[Box coordinate data]
○ ○ ○ ○ ○ ○ ○
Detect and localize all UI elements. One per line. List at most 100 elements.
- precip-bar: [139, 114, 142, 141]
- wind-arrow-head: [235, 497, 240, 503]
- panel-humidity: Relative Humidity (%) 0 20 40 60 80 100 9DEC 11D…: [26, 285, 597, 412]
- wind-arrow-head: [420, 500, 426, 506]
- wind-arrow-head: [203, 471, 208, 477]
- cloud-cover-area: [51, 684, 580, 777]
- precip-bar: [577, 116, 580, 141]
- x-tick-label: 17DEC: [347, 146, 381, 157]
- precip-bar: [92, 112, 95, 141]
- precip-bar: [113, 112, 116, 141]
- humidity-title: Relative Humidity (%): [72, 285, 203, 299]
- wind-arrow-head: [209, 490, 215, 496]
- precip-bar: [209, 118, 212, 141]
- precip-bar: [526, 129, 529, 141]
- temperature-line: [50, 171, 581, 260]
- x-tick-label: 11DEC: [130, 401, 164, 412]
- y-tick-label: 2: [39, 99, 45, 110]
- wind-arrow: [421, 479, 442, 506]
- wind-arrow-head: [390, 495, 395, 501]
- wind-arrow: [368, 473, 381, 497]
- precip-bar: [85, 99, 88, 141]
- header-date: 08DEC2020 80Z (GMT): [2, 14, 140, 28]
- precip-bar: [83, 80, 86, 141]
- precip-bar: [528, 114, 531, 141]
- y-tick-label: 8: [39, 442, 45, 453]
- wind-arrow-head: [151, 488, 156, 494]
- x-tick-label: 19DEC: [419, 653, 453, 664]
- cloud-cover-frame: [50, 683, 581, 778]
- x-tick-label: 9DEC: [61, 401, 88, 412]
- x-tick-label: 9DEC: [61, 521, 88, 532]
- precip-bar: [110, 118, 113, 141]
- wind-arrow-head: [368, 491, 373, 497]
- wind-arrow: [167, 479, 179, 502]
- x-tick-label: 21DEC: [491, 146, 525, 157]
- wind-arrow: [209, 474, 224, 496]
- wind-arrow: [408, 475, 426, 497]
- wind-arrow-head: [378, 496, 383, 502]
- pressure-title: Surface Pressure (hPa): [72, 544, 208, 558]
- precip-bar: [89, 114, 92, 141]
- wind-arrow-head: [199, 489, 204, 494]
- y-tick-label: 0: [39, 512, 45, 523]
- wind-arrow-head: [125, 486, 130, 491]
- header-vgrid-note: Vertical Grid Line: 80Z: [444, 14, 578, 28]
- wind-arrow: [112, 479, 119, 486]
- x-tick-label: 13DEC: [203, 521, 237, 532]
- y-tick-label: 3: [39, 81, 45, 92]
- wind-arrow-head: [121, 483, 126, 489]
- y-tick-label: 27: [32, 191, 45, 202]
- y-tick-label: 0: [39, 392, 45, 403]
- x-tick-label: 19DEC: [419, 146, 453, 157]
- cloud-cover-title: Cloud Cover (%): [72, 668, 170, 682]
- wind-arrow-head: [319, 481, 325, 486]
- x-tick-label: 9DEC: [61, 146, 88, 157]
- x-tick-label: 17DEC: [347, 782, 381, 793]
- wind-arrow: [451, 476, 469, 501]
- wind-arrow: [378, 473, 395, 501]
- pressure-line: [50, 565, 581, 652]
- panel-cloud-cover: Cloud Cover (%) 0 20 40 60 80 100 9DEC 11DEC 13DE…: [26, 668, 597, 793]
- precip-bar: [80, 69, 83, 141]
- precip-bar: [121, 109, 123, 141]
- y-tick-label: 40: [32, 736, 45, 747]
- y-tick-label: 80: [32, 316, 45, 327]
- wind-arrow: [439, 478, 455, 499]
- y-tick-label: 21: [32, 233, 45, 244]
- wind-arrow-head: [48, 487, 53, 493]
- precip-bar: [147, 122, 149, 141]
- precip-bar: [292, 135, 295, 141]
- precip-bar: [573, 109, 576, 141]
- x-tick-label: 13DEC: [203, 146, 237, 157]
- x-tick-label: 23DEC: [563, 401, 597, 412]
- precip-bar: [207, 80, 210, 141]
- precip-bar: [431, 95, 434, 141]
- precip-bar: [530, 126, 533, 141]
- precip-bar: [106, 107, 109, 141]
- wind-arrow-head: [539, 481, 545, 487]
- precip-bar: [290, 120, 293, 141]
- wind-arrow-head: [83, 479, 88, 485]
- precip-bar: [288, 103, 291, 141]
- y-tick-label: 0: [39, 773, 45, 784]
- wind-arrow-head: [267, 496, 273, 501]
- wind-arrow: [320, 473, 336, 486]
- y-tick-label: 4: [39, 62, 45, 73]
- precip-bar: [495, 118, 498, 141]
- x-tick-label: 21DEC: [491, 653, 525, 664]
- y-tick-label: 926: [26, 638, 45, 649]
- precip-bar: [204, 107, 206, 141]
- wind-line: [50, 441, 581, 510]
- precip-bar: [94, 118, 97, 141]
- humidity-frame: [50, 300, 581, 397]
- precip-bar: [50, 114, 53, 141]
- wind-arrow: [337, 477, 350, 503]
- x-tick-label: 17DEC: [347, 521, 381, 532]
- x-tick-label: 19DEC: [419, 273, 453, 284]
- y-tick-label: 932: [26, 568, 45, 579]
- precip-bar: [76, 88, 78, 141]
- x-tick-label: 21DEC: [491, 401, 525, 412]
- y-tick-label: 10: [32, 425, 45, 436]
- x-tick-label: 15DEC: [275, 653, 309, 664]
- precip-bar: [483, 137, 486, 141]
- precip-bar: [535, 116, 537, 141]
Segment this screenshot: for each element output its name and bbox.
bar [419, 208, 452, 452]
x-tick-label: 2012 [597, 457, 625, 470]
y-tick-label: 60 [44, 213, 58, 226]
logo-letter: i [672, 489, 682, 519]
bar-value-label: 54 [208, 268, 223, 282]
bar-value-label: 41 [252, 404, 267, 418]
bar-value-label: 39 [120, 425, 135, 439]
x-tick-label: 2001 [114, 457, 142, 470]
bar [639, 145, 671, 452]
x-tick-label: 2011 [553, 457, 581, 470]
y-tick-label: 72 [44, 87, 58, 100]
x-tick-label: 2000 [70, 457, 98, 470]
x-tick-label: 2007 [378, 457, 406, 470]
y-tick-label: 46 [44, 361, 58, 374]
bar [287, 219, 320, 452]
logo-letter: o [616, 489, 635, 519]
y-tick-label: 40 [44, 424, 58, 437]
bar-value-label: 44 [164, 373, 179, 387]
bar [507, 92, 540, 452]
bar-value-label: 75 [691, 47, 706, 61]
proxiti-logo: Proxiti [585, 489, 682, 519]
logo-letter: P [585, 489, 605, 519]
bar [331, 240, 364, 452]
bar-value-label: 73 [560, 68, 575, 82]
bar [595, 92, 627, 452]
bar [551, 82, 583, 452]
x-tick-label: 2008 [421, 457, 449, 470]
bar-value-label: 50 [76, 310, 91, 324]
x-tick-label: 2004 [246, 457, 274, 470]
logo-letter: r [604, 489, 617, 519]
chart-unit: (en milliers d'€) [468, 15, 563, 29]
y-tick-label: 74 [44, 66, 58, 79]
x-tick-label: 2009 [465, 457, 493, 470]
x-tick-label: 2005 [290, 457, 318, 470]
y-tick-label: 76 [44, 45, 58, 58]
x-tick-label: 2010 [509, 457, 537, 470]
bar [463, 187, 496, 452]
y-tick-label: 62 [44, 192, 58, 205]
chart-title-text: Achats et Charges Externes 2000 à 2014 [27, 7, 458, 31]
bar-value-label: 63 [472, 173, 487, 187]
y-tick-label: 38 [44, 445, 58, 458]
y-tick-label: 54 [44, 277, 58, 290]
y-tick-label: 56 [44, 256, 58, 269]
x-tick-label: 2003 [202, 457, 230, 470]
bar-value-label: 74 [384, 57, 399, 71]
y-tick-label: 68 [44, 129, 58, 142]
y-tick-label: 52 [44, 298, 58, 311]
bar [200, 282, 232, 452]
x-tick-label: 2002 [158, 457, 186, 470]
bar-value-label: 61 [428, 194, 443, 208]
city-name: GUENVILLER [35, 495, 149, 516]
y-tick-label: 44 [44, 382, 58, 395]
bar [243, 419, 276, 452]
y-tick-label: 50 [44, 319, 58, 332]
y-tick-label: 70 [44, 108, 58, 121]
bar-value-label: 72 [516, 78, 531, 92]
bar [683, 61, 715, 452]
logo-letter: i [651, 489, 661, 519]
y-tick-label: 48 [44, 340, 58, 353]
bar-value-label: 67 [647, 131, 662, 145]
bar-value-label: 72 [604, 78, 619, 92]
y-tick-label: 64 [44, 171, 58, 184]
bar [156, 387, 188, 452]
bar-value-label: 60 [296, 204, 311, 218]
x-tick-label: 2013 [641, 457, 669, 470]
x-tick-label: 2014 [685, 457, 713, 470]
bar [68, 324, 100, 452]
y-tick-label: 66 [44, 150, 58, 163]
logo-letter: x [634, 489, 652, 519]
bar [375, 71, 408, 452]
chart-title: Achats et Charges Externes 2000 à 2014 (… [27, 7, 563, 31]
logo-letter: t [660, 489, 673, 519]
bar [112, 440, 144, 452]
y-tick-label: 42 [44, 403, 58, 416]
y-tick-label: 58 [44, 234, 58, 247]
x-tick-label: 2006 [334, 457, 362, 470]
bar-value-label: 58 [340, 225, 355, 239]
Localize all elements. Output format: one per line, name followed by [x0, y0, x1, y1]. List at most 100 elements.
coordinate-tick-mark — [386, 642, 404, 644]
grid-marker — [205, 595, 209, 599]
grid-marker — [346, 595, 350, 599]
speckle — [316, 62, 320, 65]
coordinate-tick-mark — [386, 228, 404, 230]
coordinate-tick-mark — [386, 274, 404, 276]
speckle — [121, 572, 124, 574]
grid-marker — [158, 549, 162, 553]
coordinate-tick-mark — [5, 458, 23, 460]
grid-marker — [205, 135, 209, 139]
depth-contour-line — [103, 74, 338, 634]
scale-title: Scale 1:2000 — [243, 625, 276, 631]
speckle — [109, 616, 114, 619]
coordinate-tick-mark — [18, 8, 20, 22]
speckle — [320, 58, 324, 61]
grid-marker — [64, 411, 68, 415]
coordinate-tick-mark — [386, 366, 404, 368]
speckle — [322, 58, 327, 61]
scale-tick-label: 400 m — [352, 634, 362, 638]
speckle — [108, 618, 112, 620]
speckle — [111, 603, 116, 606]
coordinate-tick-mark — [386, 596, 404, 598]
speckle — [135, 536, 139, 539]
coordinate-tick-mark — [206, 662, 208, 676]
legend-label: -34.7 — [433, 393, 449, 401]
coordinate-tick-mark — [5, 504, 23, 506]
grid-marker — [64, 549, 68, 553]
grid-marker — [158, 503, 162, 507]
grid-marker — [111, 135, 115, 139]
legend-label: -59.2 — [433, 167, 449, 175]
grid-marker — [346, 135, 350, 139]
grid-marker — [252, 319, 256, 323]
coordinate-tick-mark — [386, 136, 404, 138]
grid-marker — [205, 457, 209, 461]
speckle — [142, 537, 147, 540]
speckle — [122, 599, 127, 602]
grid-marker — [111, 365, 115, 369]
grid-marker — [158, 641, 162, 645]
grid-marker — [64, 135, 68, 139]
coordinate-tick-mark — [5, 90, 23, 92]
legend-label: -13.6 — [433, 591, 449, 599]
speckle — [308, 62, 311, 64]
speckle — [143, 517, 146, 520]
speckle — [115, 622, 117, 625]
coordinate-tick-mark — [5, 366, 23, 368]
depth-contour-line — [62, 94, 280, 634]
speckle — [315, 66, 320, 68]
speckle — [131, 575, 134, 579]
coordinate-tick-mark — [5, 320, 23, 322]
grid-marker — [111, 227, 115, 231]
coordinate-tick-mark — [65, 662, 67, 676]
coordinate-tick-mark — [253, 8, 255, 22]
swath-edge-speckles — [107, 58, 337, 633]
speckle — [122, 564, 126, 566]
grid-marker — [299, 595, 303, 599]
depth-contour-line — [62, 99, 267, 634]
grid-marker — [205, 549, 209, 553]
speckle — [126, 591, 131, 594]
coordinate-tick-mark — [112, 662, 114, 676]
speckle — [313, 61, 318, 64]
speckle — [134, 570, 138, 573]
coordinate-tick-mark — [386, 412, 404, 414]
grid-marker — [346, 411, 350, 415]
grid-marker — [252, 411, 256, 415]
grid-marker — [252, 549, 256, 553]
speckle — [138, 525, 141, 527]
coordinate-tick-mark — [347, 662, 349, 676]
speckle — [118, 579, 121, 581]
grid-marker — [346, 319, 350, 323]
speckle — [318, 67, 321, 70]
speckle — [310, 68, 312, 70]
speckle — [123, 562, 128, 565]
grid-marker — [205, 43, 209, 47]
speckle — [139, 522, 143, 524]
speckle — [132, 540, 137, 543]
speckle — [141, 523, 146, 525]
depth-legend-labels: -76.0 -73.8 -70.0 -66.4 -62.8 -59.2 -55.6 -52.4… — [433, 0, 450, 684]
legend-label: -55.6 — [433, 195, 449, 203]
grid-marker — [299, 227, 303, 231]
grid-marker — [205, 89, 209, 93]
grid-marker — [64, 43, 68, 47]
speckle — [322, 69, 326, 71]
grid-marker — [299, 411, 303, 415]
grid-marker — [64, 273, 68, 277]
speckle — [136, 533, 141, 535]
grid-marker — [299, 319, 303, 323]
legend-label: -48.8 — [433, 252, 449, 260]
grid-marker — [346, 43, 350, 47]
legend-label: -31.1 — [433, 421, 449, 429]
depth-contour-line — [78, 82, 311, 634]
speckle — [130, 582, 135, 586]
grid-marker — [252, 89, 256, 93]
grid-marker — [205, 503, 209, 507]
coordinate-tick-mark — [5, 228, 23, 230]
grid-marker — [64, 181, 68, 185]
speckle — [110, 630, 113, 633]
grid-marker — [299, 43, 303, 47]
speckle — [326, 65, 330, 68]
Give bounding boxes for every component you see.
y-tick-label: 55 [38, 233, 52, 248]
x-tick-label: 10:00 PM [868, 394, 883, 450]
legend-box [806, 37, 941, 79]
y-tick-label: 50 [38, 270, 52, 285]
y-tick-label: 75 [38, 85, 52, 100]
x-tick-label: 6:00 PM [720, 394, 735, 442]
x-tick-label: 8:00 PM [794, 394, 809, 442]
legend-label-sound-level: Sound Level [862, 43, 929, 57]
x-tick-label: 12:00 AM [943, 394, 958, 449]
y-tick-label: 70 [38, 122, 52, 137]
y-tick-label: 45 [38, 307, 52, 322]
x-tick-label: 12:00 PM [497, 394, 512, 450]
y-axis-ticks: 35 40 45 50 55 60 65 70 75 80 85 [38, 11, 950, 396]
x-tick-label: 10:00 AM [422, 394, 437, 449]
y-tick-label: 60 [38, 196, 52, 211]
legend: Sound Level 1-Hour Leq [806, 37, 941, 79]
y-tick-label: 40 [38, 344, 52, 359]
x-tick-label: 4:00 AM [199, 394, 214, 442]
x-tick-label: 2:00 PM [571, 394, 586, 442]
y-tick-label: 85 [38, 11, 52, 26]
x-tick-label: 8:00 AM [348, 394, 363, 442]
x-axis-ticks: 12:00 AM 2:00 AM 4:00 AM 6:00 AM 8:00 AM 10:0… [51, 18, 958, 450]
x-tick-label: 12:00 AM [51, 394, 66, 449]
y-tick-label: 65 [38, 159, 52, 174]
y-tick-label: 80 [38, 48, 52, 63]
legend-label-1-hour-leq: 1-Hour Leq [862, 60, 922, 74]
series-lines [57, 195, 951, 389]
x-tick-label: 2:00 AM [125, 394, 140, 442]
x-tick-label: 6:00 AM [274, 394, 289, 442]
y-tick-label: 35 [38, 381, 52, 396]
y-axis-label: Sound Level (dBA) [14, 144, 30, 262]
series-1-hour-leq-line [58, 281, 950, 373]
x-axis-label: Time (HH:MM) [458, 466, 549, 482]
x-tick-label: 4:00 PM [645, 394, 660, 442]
○ ○ ○ ○ ○ ○ ○
Task prompt:
Copy out everything from the start of the data down to the line containing "- y-tick-label: 0: [39, 392, 45, 403]", keeping each line unchanged.

Solution:
Detect and localize all UI elements. One per line. List at most 100 elements.
- precip-bar: [139, 114, 142, 141]
- wind-arrow-head: [235, 497, 240, 503]
- panel-humidity: Relative Humidity (%) 0 20 40 60 80 100 9DEC 11D…: [26, 285, 597, 412]
- wind-arrow-head: [420, 500, 426, 506]
- wind-arrow-head: [203, 471, 208, 477]
- cloud-cover-area: [51, 684, 580, 777]
- precip-bar: [577, 116, 580, 141]
- x-tick-label: 17DEC: [347, 146, 381, 157]
- precip-bar: [92, 112, 95, 141]
- precip-bar: [113, 112, 116, 141]
- humidity-title: Relative Humidity (%): [72, 285, 203, 299]
- wind-arrow-head: [209, 490, 215, 496]
- precip-bar: [209, 118, 212, 141]
- precip-bar: [526, 129, 529, 141]
- temperature-line: [50, 171, 581, 260]
- x-tick-label: 11DEC: [130, 401, 164, 412]
- y-tick-label: 2: [39, 99, 45, 110]
- wind-arrow: [421, 479, 442, 506]
- wind-arrow-head: [390, 495, 395, 501]
- wind-arrow: [368, 473, 381, 497]
- precip-bar: [85, 99, 88, 141]
- header-date: 08DEC2020 80Z (GMT): [2, 14, 140, 28]
- precip-bar: [83, 80, 86, 141]
- precip-bar: [528, 114, 531, 141]
- y-tick-label: 8: [39, 442, 45, 453]
- wind-arrow-head: [151, 488, 156, 494]
- x-tick-label: 19DEC: [419, 653, 453, 664]
- cloud-cover-frame: [50, 683, 581, 778]
- x-tick-label: 9DEC: [61, 401, 88, 412]
- x-tick-label: 9DEC: [61, 521, 88, 532]
- precip-bar: [110, 118, 113, 141]
- wind-arrow-head: [368, 491, 373, 497]
- wind-arrow: [167, 479, 179, 502]
- x-tick-label: 21DEC: [491, 146, 525, 157]
- wind-arrow: [209, 474, 224, 496]
- wind-arrow: [408, 475, 426, 497]
- wind-arrow-head: [378, 496, 383, 502]
- pressure-title: Surface Pressure (hPa): [72, 544, 208, 558]
- precip-bar: [89, 114, 92, 141]
- wind-arrow-head: [199, 489, 204, 494]
- y-tick-label: 0: [39, 512, 45, 523]
- wind-arrow-head: [125, 486, 130, 491]
- header-vgrid-note: Vertical Grid Line: 80Z: [444, 14, 578, 28]
- wind-arrow: [112, 479, 119, 486]
- x-tick-label: 13DEC: [203, 521, 237, 532]
- y-tick-label: 3: [39, 81, 45, 92]
- wind-arrow-head: [121, 483, 126, 489]
- y-tick-label: 27: [32, 191, 45, 202]
- y-tick-label: 0: [39, 392, 45, 403]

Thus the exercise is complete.